Data excerpts –
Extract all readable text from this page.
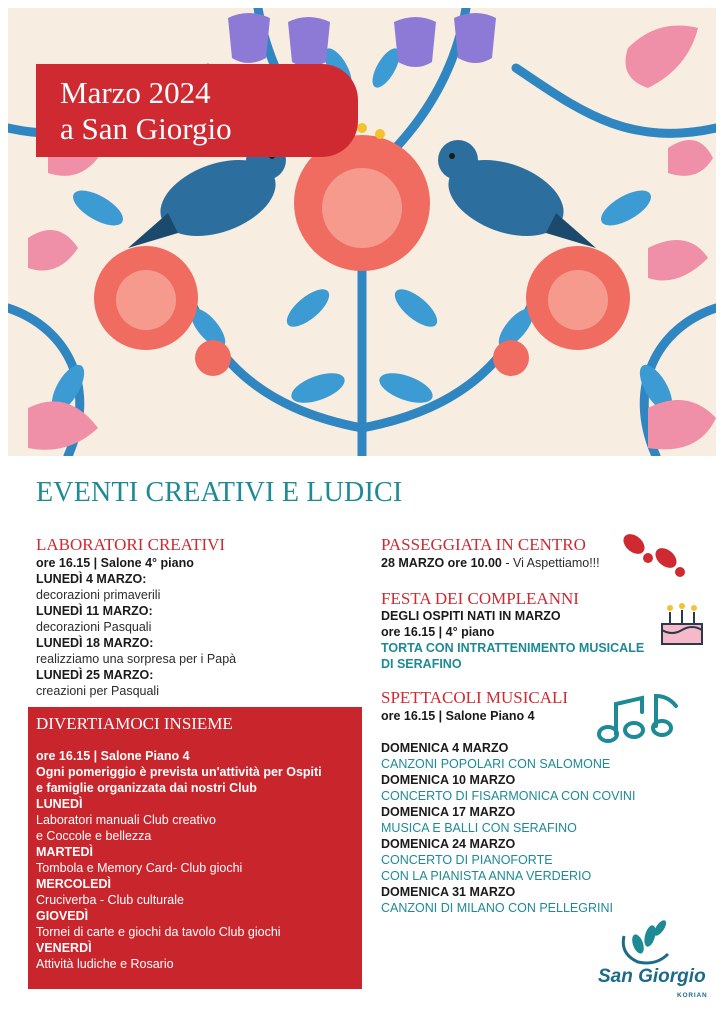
Marzo 2024
a San Giorgio
EVENTI CREATIVI E LUDICI
LABORATORI CREATIVI
ore 16.15 | Salone 4° piano
LUNEDÌ 4 MARZO:
decorazioni primaverili
LUNEDÌ 11 MARZO:
decorazioni Pasquali
LUNEDÌ 18 MARZO:
realizziamo una sorpresa per i Papà
LUNEDÌ 25 MARZO:
creazioni per Pasquali
DIVERTIAMOCI INSIEME
ore 16.15 | Salone Piano 4
Ogni pomeriggio è prevista un'attività per Ospiti
e famiglie organizzata dai nostri Club
LUNEDÌ
Laboratori manuali Club creativo
e Coccole e bellezza
MARTEDÌ
Tombola e Memory Card- Club giochi
MERCOLEDÌ
Cruciverba - Club culturale
GIOVEDÌ
Tornei di carte e giochi da tavolo Club giochi
VENERDÌ
Attività ludiche e Rosario
PASSEGGIATA IN CENTRO
28 MARZO ore 10.00 - Vi Aspettiamo!!!
FESTA DEI COMPLEANNI
DEGLI OSPITI NATI IN MARZO
ore 16.15 | 4° piano
TORTA CON INTRATTENIMENTO MUSICALE
DI SERAFINO
SPETTACOLI MUSICALI
ore 16.15 | Salone Piano 4
DOMENICA 4 MARZO
CANZONI POPOLARI CON SALOMONE
DOMENICA 10 MARZO
CONCERTO DI FISARMONICA CON COVINI
DOMENICA 17 MARZO
MUSICA E BALLI CON SERAFINO
DOMENICA 24 MARZO
CONCERTO DI PIANOFORTE
CON LA PIANISTA ANNA VERDERIO
DOMENICA 31 MARZO
CANZONI DI MILANO CON PELLEGRINI
San Giorgio
KORIAN
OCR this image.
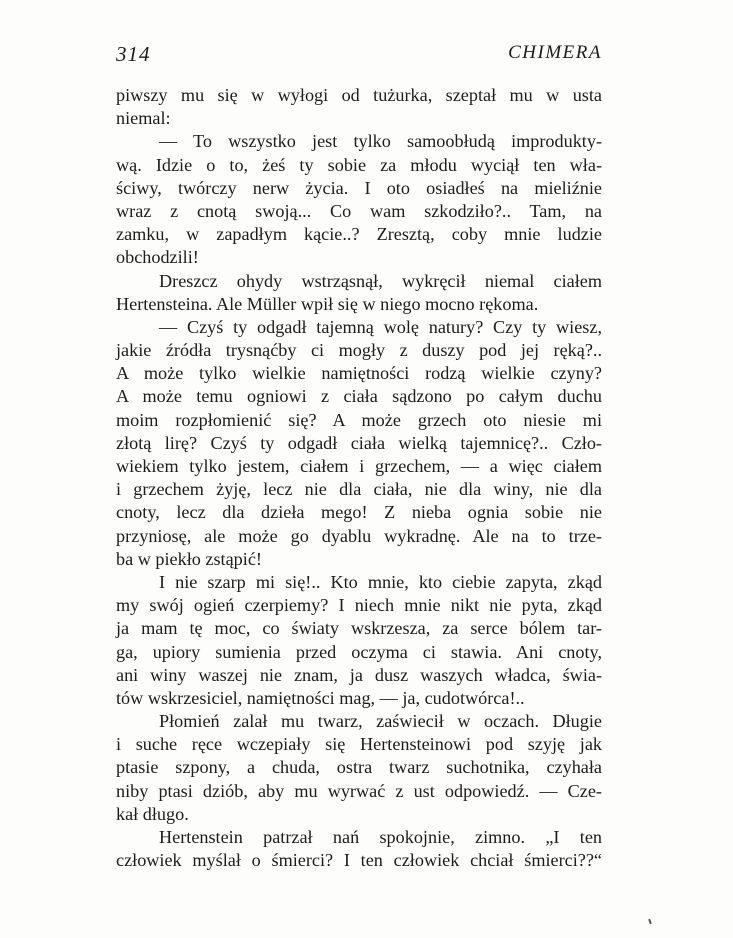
314	CHIMERA
piwszy mu się w wyłogi od tużurka, szeptał mu w usta
niemal:
— To wszystko jest tylko samoobłudą improdukty-
wą. Idzie o to, żeś ty sobie za młodu wyciął ten wła-
ściwy, twórczy nerw życia. I oto osiadłeś na mieliźnie
wraz z cnotą swoją... Co wam szkodziło?.. Tam, na
zamku, w zapadłym kącie..? Zresztą, coby mnie ludzie
obchodzili!
Dreszcz ohydy wstrząsnął, wykręcił niemal ciałem
Hertensteina. Ale Müller wpił się w niego mocno rękoma.
— Czyś ty odgadł tajemną wolę natury? Czy ty wiesz,
jakie źródła trysnąćby ci mogły z duszy pod jej ręką?..
A może tylko wielkie namiętności rodzą wielkie czyny?
A może temu ogniowi z ciała sądzono po całym duchu
moim rozpłomienić się? A może grzech oto niesie mi
złotą lirę? Czyś ty odgadł ciała wielką tajemnicę?.. Czło-
wiekiem tylko jestem, ciałem i grzechem, — a więc ciałem
i grzechem żyję, lecz nie dla ciała, nie dla winy, nie dla
cnoty, lecz dla dzieła mego! Z nieba ognia sobie nie
przyniosę, ale może go dyablu wykradnę. Ale na to trze-
ba w piekło zstąpić!
I nie szarp mi się!.. Kto mnie, kto ciebie zapyta, zkąd
my swój ogień czerpiemy? I niech mnie nikt nie pyta, zkąd
ja mam tę moc, co światy wskrzesza, za serce bólem tar-
ga, upiory sumienia przed oczyma ci stawia. Ani cnoty,
ani winy waszej nie znam, ja dusz waszych władca, świa-
tów wskrzesiciel, namiętności mag, — ja, cudotwórca!..
Płomień zalał mu twarz, zaświecił w oczach. Długie
i suche ręce wczepiały się Hertensteinowi pod szyję jak
ptasie szpony, a chuda, ostra twarz suchotnika, czyhała
niby ptasi dziób, aby mu wyrwać z ust odpowiedź. — Cze-
kał długo.
Hertenstein patrzał nań spokojnie, zimno. „I ten
człowiek myślał o śmierci? I ten człowiek chciał śmierci??“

Goal of the exercise – Pick out the lines above that hold the string "Pasquali" and show them.

Task response –
decorazioni Pasquali
creazioni per Pasquali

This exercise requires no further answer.